Given instruction: Find and copy lines holding "svorník".

Rows from a dataset:
>> begin

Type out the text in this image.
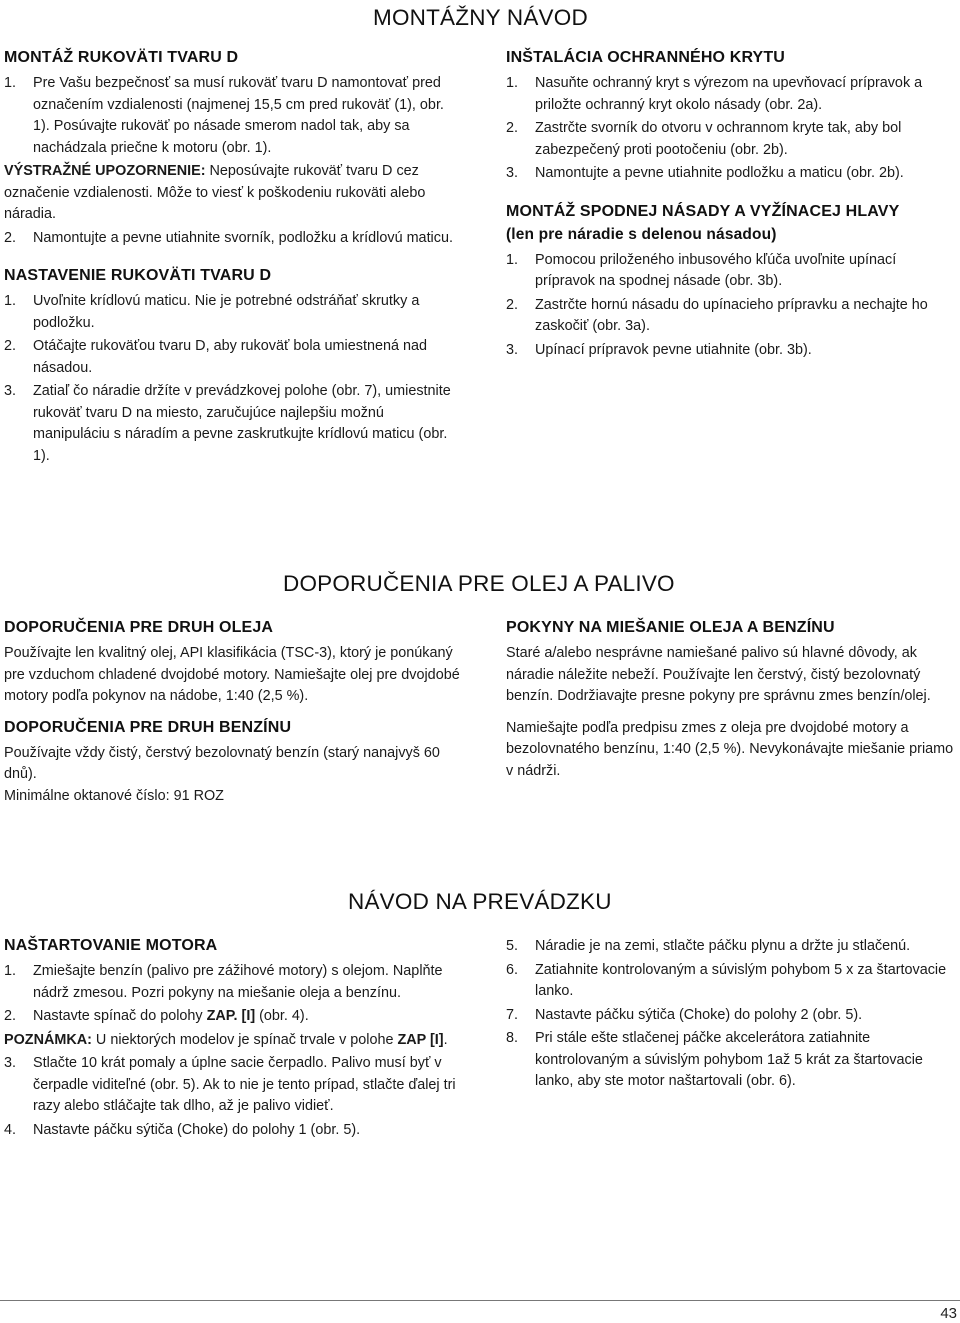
MONTÁŽNY NÁVOD
MONTÁŽ RUKOVÄTI TVARU D
1. Pre Vašu bezpečnosť sa musí rukoväť tvaru D namontovať pred označením vzdialenosti (najmenej 15,5 cm pred rukoväť (1), obr. 1). Posúvajte rukoväť po násade smerom nadol tak, aby sa nachádzala priečne k motoru (obr. 1).

VÝSTRAŽNÉ UPOZORNENIE: Neposúvajte rukoväť tvaru D cez označenie vzdialenosti. Môže to viesť k poškodeniu rukoväti alebo náradia.

2. Namontujte a pevne utiahnite svorník, podložku a krídlovú maticu.
NASTAVENIE RUKOVÄTI TVARU D
1. Uvoľnite krídlovú maticu. Nie je potrebné odstráňať skrutky a podložku.
2. Otáčajte rukoväťou tvaru D, aby rukoväť bola umiestnená nad násadou.
3. Zatiaľ čo náradie držíte v prevádzkovej polohe (obr. 7), umiestnite rukoväť tvaru D na miesto, zaručujúce najlepšiu možnú manipuláciu s náradím a pevne zaskrutkujte krídlovú maticu (obr. 1).
INŠTALÁCIA OCHRANNÉHO KRYTU
1. Nasuňte ochranný kryt s výrezom na upevňovací prípravok a priložte ochranný kryt okolo násady (obr. 2a).
2. Zastrčte svorník do otvoru v ochrannom kryte tak, aby bol zabezpečený proti pootočeniu (obr. 2b).
3. Namontujte a pevne utiahnite podložku a maticu (obr. 2b).
MONTÁŽ SPODNEJ NÁSADY A VYŽÍNACEJ HLAVY
(len pre náradie s delenou násadou)
1. Pomocou priloženého inbusového kľúča uvoľnite upínací prípravok na spodnej násade (obr. 3b).
2. Zastrčte hornú násadu do upínacieho prípravku a nechajte ho zaskočiť (obr. 3a).
3. Upínací prípravok pevne utiahnite (obr. 3b).
DOPORUČENIA PRE OLEJ A PALIVO
DOPORUČENIA PRE DRUH OLEJA

Používajte len kvalitný olej, API klasifikácia (TSC-3), ktorý je ponúkaný pre vzduchom chladené dvojdobé motory. Namiešajte olej pre dvojdobé motory podľa pokynov na nádobe, 1:40 (2,5 %).

DOPORUČENIA PRE DRUH BENZÍNU

Používajte vždy čistý, čerstvý bezolovnatý benzín (starý nanajvyš 60 dnů).

Minimálne oktanové číslo: 91 ROZ

POKYNY NA MIEŠANIE OLEJA A BENZÍNU

Staré a/alebo nesprávne namiešané palivo sú hlavné dôvody, ak náradie náležite nebeží. Používajte len čerstvý, čistý bezolovnatý benzín. Dodržiavajte presne pokyny pre správnu zmes benzín/olej.

Namiešajte podľa predpisu zmes z oleja pre dvojdobé motory a bezolovnatého benzínu, 1:40 (2,5 %). Nevykonávajte miešanie priamo v nádrži.

NÁVOD NA PREVÁDZKU
NAŠTARTOVANIE MOTORA
1. Zmiešajte benzín (palivo pre zážihové motory) s olejom. Naplňte nádrž zmesou. Pozri pokyny na miešanie oleja a benzínu.
2. Nastavte spínač do polohy ZAP. [I] (obr. 4).
POZNÁMKA: U niektorých modelov je spínač trvale v polohe ZAP [I].
3. Stlačte 10 krát pomaly a úplne sacie čerpadlo. Palivo musí byť v čerpadle viditeľné (obr. 5). Ak to nie je tento prípad, stlačte ďalej tri razy alebo stláčajte tak dlho, až je palivo vidieť.
4. Nastavte páčku sýtiča (Choke) do polohy 1 (obr. 5).
5. Náradie je na zemi, stlačte páčku plynu a držte ju stlačenú.
6. Zatiahnite kontrolovaným a súvislým pohybom 5 x za štartovacie lanko.
7. Nastavte páčku sýtiča (Choke) do polohy 2 (obr. 5).
8. Pri stále ešte stlačenej páčke akcelerátora zatiahnite kontrolovaným a súvislým pohybom 1až 5 krát za štartovacie lanko, aby ste motor naštartovali (obr. 6).
43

>> end

Task solution:
2. Namontujte a pevne utiahnite svorník, podložku a krídlovú maticu.
2. Zastrčte svorník do otvoru v ochrannom kryte tak, aby bol zabezpečený proti pootočeniu (obr. 2b).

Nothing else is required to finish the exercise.